■ Instruction ■
Put every line of the items below into a numbered list, skipping any blank lines.

■ Source records ■

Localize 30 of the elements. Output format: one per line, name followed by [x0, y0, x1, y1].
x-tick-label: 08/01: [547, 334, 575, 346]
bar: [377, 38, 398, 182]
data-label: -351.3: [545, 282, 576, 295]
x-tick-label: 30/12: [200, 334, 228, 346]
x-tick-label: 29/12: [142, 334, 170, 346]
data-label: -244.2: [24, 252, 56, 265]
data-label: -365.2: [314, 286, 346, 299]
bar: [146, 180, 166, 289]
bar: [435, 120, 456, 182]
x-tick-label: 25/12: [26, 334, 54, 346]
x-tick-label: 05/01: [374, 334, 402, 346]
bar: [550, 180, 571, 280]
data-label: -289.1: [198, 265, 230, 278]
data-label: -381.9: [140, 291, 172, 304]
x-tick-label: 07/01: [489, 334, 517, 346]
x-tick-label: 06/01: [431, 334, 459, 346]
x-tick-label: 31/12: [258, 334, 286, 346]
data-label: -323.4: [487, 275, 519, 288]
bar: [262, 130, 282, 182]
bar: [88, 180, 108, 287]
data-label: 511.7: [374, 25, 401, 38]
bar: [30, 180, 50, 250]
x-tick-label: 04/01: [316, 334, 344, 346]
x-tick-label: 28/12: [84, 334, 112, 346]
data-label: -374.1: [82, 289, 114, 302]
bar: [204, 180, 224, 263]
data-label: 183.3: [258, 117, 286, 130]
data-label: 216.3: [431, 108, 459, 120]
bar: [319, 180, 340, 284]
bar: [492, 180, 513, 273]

■ Response below ■
1. Localize 30 of the elements. Output format: one per line, name followed by [x0, y0, x1, y1].
2. x-tick-label: 08/01: [547, 334, 575, 346]
3. bar: [377, 38, 398, 182]
4. data-label: -351.3: [545, 282, 576, 295]
5. x-tick-label: 30/12: [200, 334, 228, 346]
6. x-tick-label: 29/12: [142, 334, 170, 346]
7. data-label: -244.2: [24, 252, 56, 265]
8. data-label: -365.2: [314, 286, 346, 299]
9. bar: [146, 180, 166, 289]
10. bar: [435, 120, 456, 182]
11. x-tick-label: 25/12: [26, 334, 54, 346]
12. x-tick-label: 05/01: [374, 334, 402, 346]
13. bar: [550, 180, 571, 280]
14. data-label: -289.1: [198, 265, 230, 278]
15. data-label: -381.9: [140, 291, 172, 304]
16. x-tick-label: 07/01: [489, 334, 517, 346]
17. x-tick-label: 06/01: [431, 334, 459, 346]
18. x-tick-label: 31/12: [258, 334, 286, 346]
19. data-label: -323.4: [487, 275, 519, 288]
20. bar: [262, 130, 282, 182]
21. bar: [88, 180, 108, 287]
22. data-label: 511.7: [374, 25, 401, 38]
23. bar: [30, 180, 50, 250]
24. x-tick-label: 04/01: [316, 334, 344, 346]
25. x-tick-label: 28/12: [84, 334, 112, 346]
26. data-label: -374.1: [82, 289, 114, 302]
27. bar: [204, 180, 224, 263]
28. data-label: 183.3: [258, 117, 286, 130]
29. data-label: 216.3: [431, 108, 459, 120]
30. bar: [319, 180, 340, 284]
31. bar: [492, 180, 513, 273]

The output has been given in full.